◆ Trecho selecionado ◆
++++
O ser humano contemporâneo terá que aprender uma lição importante a duras batalhas, esta lição, consiste em que o Tempo não se adapta a nós. Somos nós que devemos aprender a experimentá-lo em toda a sua plenitude. O Tempo é a argila da qual somos feitos. Não podemos permitir que passe em vão, sem produzir frutos. Não é possível voltar atrás. O Tempo perdido é irrecuperável. A expectativa da doença e a morte nos colocam diante das questões fundamentais que costumamos evitar ou postergar. O Super-Homem inevitavelmente deverá enfrentar-se com seus próprios medos. Uma lição importante porem precisamos aprender: Não, o culpado da atual pandemia e daquelas que virão depois, não é Deus, mas o terrível egoísmo de alguns. Consentido e lisonjeado por nossas ignorâncias, nossa desunião e nossas irresponsabilidades. Se nós, humanos, insistimos em fazer bobagens (sair na rua sem mascaras, acreditar em na não existência do vírus) ele (Deus) não nos impede: ele nos respeita, ainda que o resultado seja a dor e a morte…
Segundo J. L. Caravias: “Deus criou, lhe dando autonomia, um maravilhoso Universo em evolução, de acordo com as energias programadas que ele mesmo lhe deu. O Criador é um engenheiro tão grande que ele não precisa dar novas ordens o tempo todo para que sua Criação continue trabalhando. O mundo é sabiamente automático, relativamente autônomo. Portanto, é absurdo pedir a Deus que coloque sua mão na natureza e mude por um momento algumas de suas forças motrizes. Que as placas tectônicas colidem umas com as outras e causem um terremoto é normal, e seria inconsistente pedir a Deus que minha casa, que fica na área, não seja danificada. O mesmo absurdo é esperar que o coronavírus não me toque, porque confio em Deus… Se eu tocar em áreas infectadas, também serei infectado, não importa quanta fé eu presuma ter!”, disse.
++++
◆ Problema 1 ◆
Na citação de J. L. Caravias reproduzida no trecho selecionado, como é qualificado o mundo criado por Deus?
◆ Problema 2 ◆
Prolongue o texto sobre o Tempo, a pandemia e a autonomia da Criação a partir da última frase apresentada.
++++
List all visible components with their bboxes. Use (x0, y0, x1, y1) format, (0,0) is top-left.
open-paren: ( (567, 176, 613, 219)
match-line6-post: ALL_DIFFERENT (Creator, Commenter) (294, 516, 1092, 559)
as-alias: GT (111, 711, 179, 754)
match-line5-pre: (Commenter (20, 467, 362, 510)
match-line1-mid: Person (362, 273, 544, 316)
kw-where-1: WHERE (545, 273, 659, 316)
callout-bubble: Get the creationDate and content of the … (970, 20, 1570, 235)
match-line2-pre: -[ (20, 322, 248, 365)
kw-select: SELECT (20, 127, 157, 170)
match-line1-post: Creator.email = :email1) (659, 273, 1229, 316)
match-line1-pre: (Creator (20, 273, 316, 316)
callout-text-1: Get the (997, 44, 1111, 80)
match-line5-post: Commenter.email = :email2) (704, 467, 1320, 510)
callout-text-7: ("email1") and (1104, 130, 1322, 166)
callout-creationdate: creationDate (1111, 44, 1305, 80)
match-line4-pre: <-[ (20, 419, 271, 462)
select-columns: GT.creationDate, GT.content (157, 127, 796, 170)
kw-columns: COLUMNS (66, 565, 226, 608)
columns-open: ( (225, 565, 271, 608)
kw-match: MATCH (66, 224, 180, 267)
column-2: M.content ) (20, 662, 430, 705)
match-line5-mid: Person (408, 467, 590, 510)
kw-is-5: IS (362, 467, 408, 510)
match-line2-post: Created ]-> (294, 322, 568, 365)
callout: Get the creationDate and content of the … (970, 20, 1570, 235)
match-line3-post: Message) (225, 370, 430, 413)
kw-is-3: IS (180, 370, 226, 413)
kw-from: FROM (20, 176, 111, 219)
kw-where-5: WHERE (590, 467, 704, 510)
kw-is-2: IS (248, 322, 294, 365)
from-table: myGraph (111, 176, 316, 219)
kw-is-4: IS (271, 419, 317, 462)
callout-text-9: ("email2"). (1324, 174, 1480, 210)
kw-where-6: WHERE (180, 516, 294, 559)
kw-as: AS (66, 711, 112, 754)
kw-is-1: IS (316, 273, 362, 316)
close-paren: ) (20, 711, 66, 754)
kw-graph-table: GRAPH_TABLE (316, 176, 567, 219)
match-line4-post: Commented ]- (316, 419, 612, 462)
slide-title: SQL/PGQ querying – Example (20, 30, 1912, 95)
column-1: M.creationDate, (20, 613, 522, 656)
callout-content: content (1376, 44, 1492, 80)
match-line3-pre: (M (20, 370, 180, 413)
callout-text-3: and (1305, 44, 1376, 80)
++++
◆ Espaço para resposta 1 ◆
Sabiamente automático e relativamente autônomo.

◆ Espaço para resposta 2 ◆
O cristianismo precisa aprender de vez que Deus não é um mágico; não cura por magia. Ele não é surdo, nem vive isolado; não é necessário inflá-lo para que ele cuide de nós. Não é de forma alguma cruel. Crer que essa pandemia foi enviada por Deus para nos punir ou nos corrigir é promover o ateísmo, esse Deus não existe.
Voltando a nossa pergunta inicial: Para que serve então a Fé e a Oração em Deus em tempo de Pandemias? J. L. Caravias nos ajuda a responder: “Deus não mata coronavírus, mas pode-nos ajudar a superar sua invasão. A fé em Deus nos torna conscientes e solidários. Isso nos faz respeitar a natureza. Acaba como medo e o desânimo. Ilumina a mente dos cientistas para que eles possam desenvolver vacinas eficazes. Fortalece “o pessoal que veste branco” para permanecer de pé, superando o cansaço e o desânimo; e ilumina-os para que sua atenção seja eficaz. Dá esperança e energia aos doentes e suas famílias. E para aqueles que perderam entes queridos, a fé os conforta ao aceitar que Deus recebe seus mortos e lhes dá a plenitude de seu ser”, afirmou.
Essa pandemia exige que todos repensemos a maneira como habitamos na Casa Comum, a mãe Terra; a maneira como produzimos; consumimos e nos relacionamos uns com os outros e com a Natureza. Ou nos sentimos humanos, iguais, na mesma Casa Comum, ou todos vamos afundar. A ignorância e a estupidez humana que somente olha para o lado material da existência são as piores de todas as opções. A naturalização da morte (do outro) é a face mais perversa de alguns “humanos” que esse vírus revela na contemporaneidade.